_Set task_.
Find the lines holding the string "Economic" in the data, then copy all of them.

----- Task data

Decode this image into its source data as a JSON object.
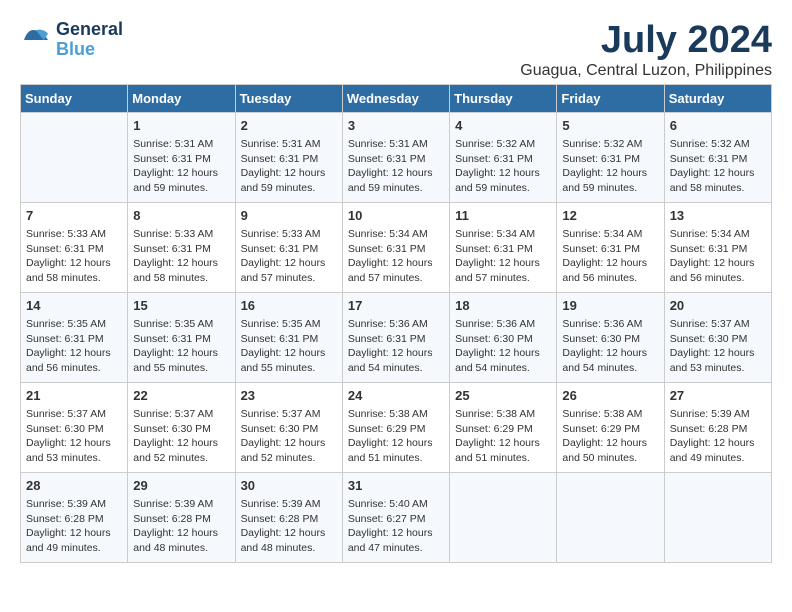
{
  "logo": {
    "text_general": "General",
    "text_blue": "Blue"
  },
  "title": {
    "month_year": "July 2024",
    "location": "Guagua, Central Luzon, Philippines"
  },
  "weekdays": [
    "Sunday",
    "Monday",
    "Tuesday",
    "Wednesday",
    "Thursday",
    "Friday",
    "Saturday"
  ],
  "weeks": [
    [
      {
        "day": "",
        "info": ""
      },
      {
        "day": "1",
        "info": "Sunrise: 5:31 AM\nSunset: 6:31 PM\nDaylight: 12 hours\nand 59 minutes."
      },
      {
        "day": "2",
        "info": "Sunrise: 5:31 AM\nSunset: 6:31 PM\nDaylight: 12 hours\nand 59 minutes."
      },
      {
        "day": "3",
        "info": "Sunrise: 5:31 AM\nSunset: 6:31 PM\nDaylight: 12 hours\nand 59 minutes."
      },
      {
        "day": "4",
        "info": "Sunrise: 5:32 AM\nSunset: 6:31 PM\nDaylight: 12 hours\nand 59 minutes."
      },
      {
        "day": "5",
        "info": "Sunrise: 5:32 AM\nSunset: 6:31 PM\nDaylight: 12 hours\nand 59 minutes."
      },
      {
        "day": "6",
        "info": "Sunrise: 5:32 AM\nSunset: 6:31 PM\nDaylight: 12 hours\nand 58 minutes."
      }
    ],
    [
      {
        "day": "7",
        "info": "Sunrise: 5:33 AM\nSunset: 6:31 PM\nDaylight: 12 hours\nand 58 minutes."
      },
      {
        "day": "8",
        "info": "Sunrise: 5:33 AM\nSunset: 6:31 PM\nDaylight: 12 hours\nand 58 minutes."
      },
      {
        "day": "9",
        "info": "Sunrise: 5:33 AM\nSunset: 6:31 PM\nDaylight: 12 hours\nand 57 minutes."
      },
      {
        "day": "10",
        "info": "Sunrise: 5:34 AM\nSunset: 6:31 PM\nDaylight: 12 hours\nand 57 minutes."
      },
      {
        "day": "11",
        "info": "Sunrise: 5:34 AM\nSunset: 6:31 PM\nDaylight: 12 hours\nand 57 minutes."
      },
      {
        "day": "12",
        "info": "Sunrise: 5:34 AM\nSunset: 6:31 PM\nDaylight: 12 hours\nand 56 minutes."
      },
      {
        "day": "13",
        "info": "Sunrise: 5:34 AM\nSunset: 6:31 PM\nDaylight: 12 hours\nand 56 minutes."
      }
    ],
    [
      {
        "day": "14",
        "info": "Sunrise: 5:35 AM\nSunset: 6:31 PM\nDaylight: 12 hours\nand 56 minutes."
      },
      {
        "day": "15",
        "info": "Sunrise: 5:35 AM\nSunset: 6:31 PM\nDaylight: 12 hours\nand 55 minutes."
      },
      {
        "day": "16",
        "info": "Sunrise: 5:35 AM\nSunset: 6:31 PM\nDaylight: 12 hours\nand 55 minutes."
      },
      {
        "day": "17",
        "info": "Sunrise: 5:36 AM\nSunset: 6:31 PM\nDaylight: 12 hours\nand 54 minutes."
      },
      {
        "day": "18",
        "info": "Sunrise: 5:36 AM\nSunset: 6:30 PM\nDaylight: 12 hours\nand 54 minutes."
      },
      {
        "day": "19",
        "info": "Sunrise: 5:36 AM\nSunset: 6:30 PM\nDaylight: 12 hours\nand 54 minutes."
      },
      {
        "day": "20",
        "info": "Sunrise: 5:37 AM\nSunset: 6:30 PM\nDaylight: 12 hours\nand 53 minutes."
      }
    ],
    [
      {
        "day": "21",
        "info": "Sunrise: 5:37 AM\nSunset: 6:30 PM\nDaylight: 12 hours\nand 53 minutes."
      },
      {
        "day": "22",
        "info": "Sunrise: 5:37 AM\nSunset: 6:30 PM\nDaylight: 12 hours\nand 52 minutes."
      },
      {
        "day": "23",
        "info": "Sunrise: 5:37 AM\nSunset: 6:30 PM\nDaylight: 12 hours\nand 52 minutes."
      },
      {
        "day": "24",
        "info": "Sunrise: 5:38 AM\nSunset: 6:29 PM\nDaylight: 12 hours\nand 51 minutes."
      },
      {
        "day": "25",
        "info": "Sunrise: 5:38 AM\nSunset: 6:29 PM\nDaylight: 12 hours\nand 51 minutes."
      },
      {
        "day": "26",
        "info": "Sunrise: 5:38 AM\nSunset: 6:29 PM\nDaylight: 12 hours\nand 50 minutes."
      },
      {
        "day": "27",
        "info": "Sunrise: 5:39 AM\nSunset: 6:28 PM\nDaylight: 12 hours\nand 49 minutes."
      }
    ],
    [
      {
        "day": "28",
        "info": "Sunrise: 5:39 AM\nSunset: 6:28 PM\nDaylight: 12 hours\nand 49 minutes."
      },
      {
        "day": "29",
        "info": "Sunrise: 5:39 AM\nSunset: 6:28 PM\nDaylight: 12 hours\nand 48 minutes."
      },
      {
        "day": "30",
        "info": "Sunrise: 5:39 AM\nSunset: 6:28 PM\nDaylight: 12 hours\nand 48 minutes."
      },
      {
        "day": "31",
        "info": "Sunrise: 5:40 AM\nSunset: 6:27 PM\nDaylight: 12 hours\nand 47 minutes."
      },
      {
        "day": "",
        "info": ""
      },
      {
        "day": "",
        "info": ""
      },
      {
        "day": "",
        "info": ""
      }
    ]
  ]
}
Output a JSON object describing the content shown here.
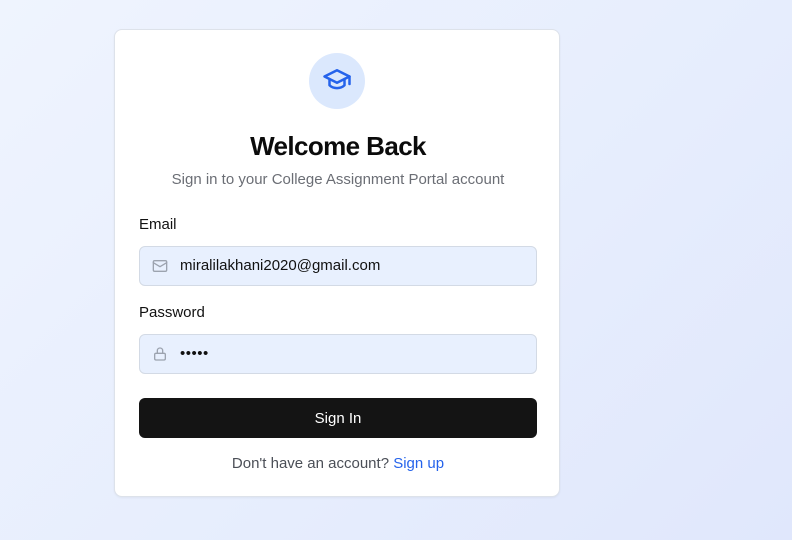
{
  "header": {
    "icon": "graduation-cap-icon",
    "title": "Welcome Back",
    "subtitle": "Sign in to your College Assignment Portal account"
  },
  "form": {
    "email": {
      "label": "Email",
      "value": "miralilakhani2020@gmail.com",
      "icon": "mail-icon"
    },
    "password": {
      "label": "Password",
      "masked_value": "•••••",
      "icon": "lock-icon"
    },
    "submit_label": "Sign In"
  },
  "footer": {
    "prompt": "Don't have an account?",
    "link_label": "Sign up"
  },
  "colors": {
    "accent": "#2563eb",
    "button_bg": "#141414",
    "input_bg": "#e8f0fe",
    "icon_circle_bg": "#dbe8fd"
  }
}
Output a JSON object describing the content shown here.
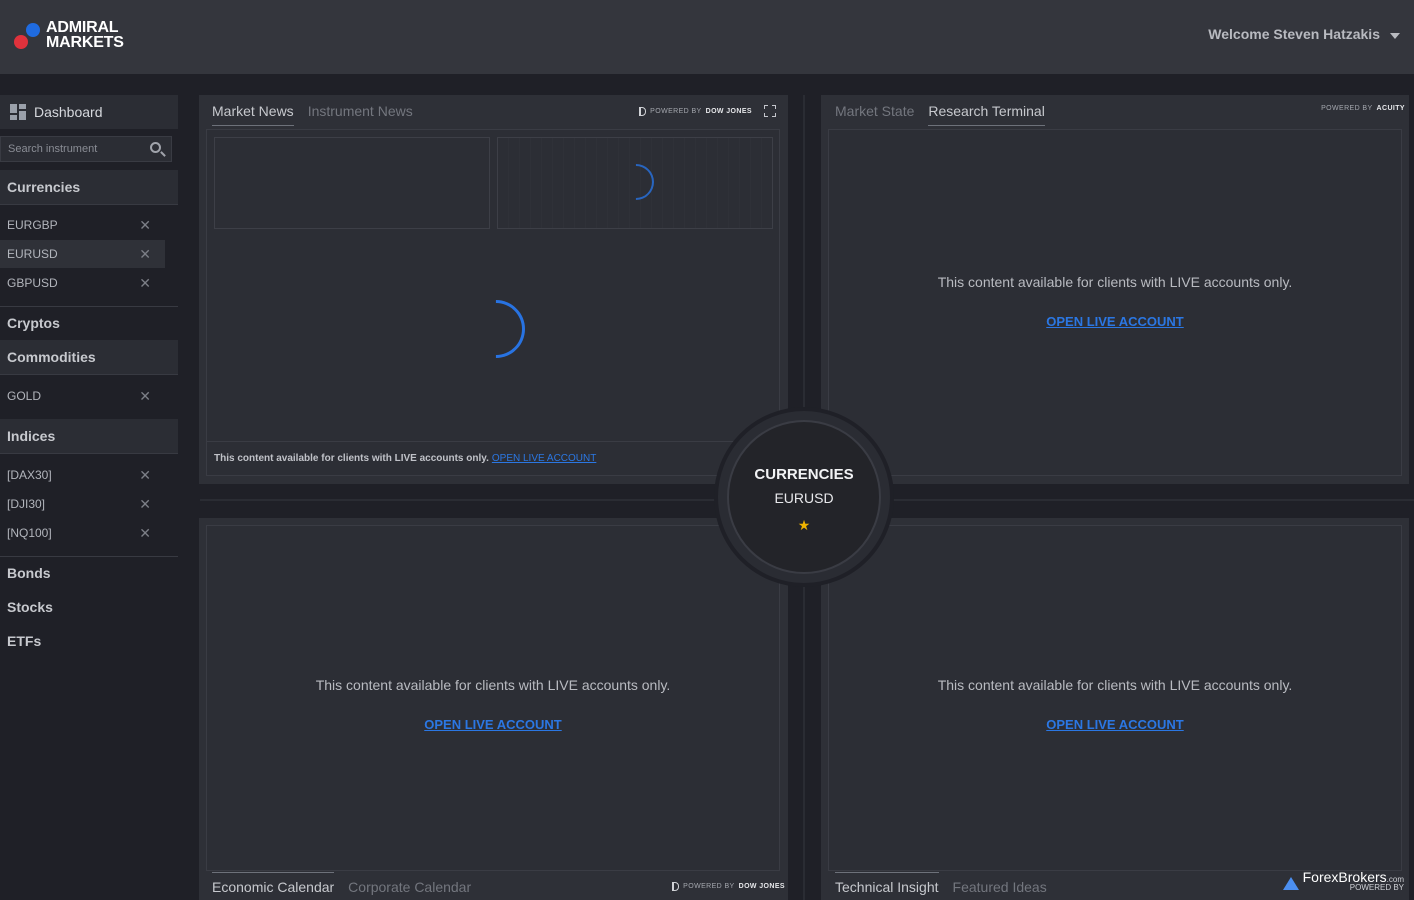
{
  "header": {
    "logo_line1": "ADMIRAL",
    "logo_line2": "MARKETS",
    "welcome": "Welcome Steven Hatzakis"
  },
  "sidebar": {
    "dashboard_label": "Dashboard",
    "search_placeholder": "Search instrument",
    "categories": {
      "currencies": "Currencies",
      "cryptos": "Cryptos",
      "commodities": "Commodities",
      "indices": "Indices",
      "bonds": "Bonds",
      "stocks": "Stocks",
      "etfs": "ETFs"
    },
    "currencies": [
      "EURGBP",
      "EURUSD",
      "GBPUSD"
    ],
    "selected_currency": "EURUSD",
    "commodities": [
      "GOLD"
    ],
    "indices": [
      "[DAX30]",
      "[DJI30]",
      "[NQ100]"
    ],
    "remove_glyph": "✕"
  },
  "panels": {
    "top_left": {
      "tabs": [
        "Market News",
        "Instrument News"
      ],
      "active_tab": "Market News",
      "powered_prefix": "POWERED BY",
      "powered_brand": "DOW JONES",
      "notice": "This content available for clients with LIVE accounts only.",
      "link": "OPEN LIVE ACCOUNT"
    },
    "top_right": {
      "tabs": [
        "Market State",
        "Research Terminal"
      ],
      "active_tab": "Research Terminal",
      "powered_prefix": "POWERED BY",
      "powered_brand": "ACUITY",
      "notice": "This content available for clients with LIVE accounts only.",
      "link": "OPEN LIVE ACCOUNT"
    },
    "bottom_left": {
      "tabs": [
        "Economic Calendar",
        "Corporate Calendar"
      ],
      "active_tab": "Economic Calendar",
      "powered_prefix": "POWERED BY",
      "powered_brand": "DOW JONES",
      "notice": "This content available for clients with LIVE accounts only.",
      "link": "OPEN LIVE ACCOUNT"
    },
    "bottom_right": {
      "tabs": [
        "Technical Insight",
        "Featured Ideas"
      ],
      "active_tab": "Technical Insight",
      "notice": "This content available for clients with LIVE accounts only.",
      "link": "OPEN LIVE ACCOUNT"
    }
  },
  "center": {
    "category": "CURRENCIES",
    "instrument": "EURUSD",
    "favorite_glyph": "★"
  },
  "watermark": {
    "brand": "ForexBrokers",
    "suffix": ".com",
    "sub": "POWERED BY"
  },
  "colors": {
    "accent": "#2b77e3",
    "star": "#f0b400",
    "logo_blue": "#1f6be0",
    "logo_red": "#e0323c"
  }
}
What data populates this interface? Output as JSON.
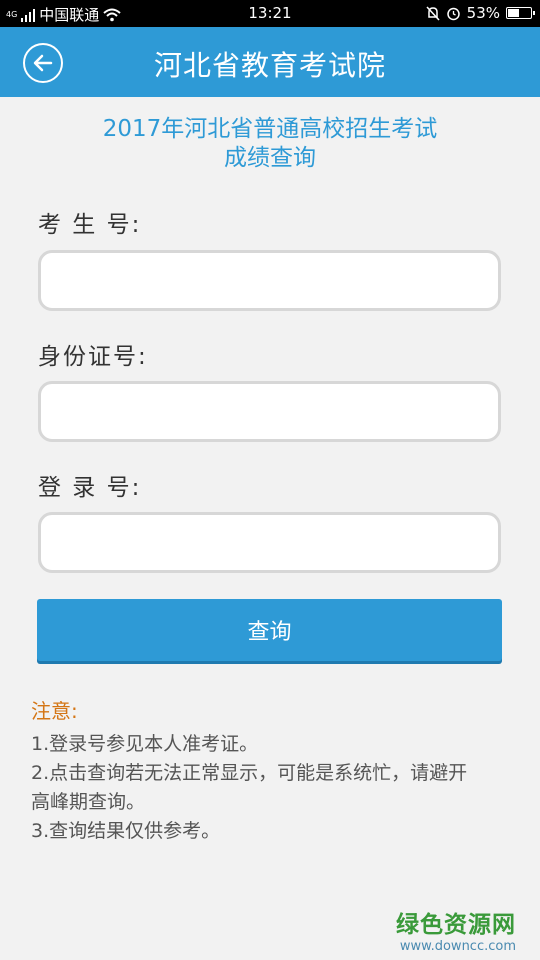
{
  "status_bar": {
    "carrier": "中国联通",
    "network": "4G",
    "time": "13:21",
    "battery": "53%",
    "battery_level": 0.53
  },
  "app_bar": {
    "title": "河北省教育考试院"
  },
  "form": {
    "heading_line1": "2017年河北省普通高校招生考试",
    "heading_line2": "成绩查询",
    "exam_no_label": "考 生 号:",
    "exam_no_value": "",
    "id_no_label": "身份证号:",
    "id_no_value": "",
    "login_no_label": "登 录 号:",
    "login_no_value": "",
    "submit_label": "查询"
  },
  "notice": {
    "title": "注意:",
    "items": [
      "1.登录号参见本人准考证。",
      "2.点击查询若无法正常显示，可能是系统忙，请避开",
      "高峰期查询。",
      "3.查询结果仅供参考。"
    ]
  },
  "watermark": {
    "name": "绿色资源网",
    "url": "www.downcc.com"
  },
  "colors": {
    "accent": "#2e9ad6",
    "notice": "#d47514"
  }
}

----------

_Solution to this task_.
        "Economic Calendar",
      "active_tab": "Economic Calendar",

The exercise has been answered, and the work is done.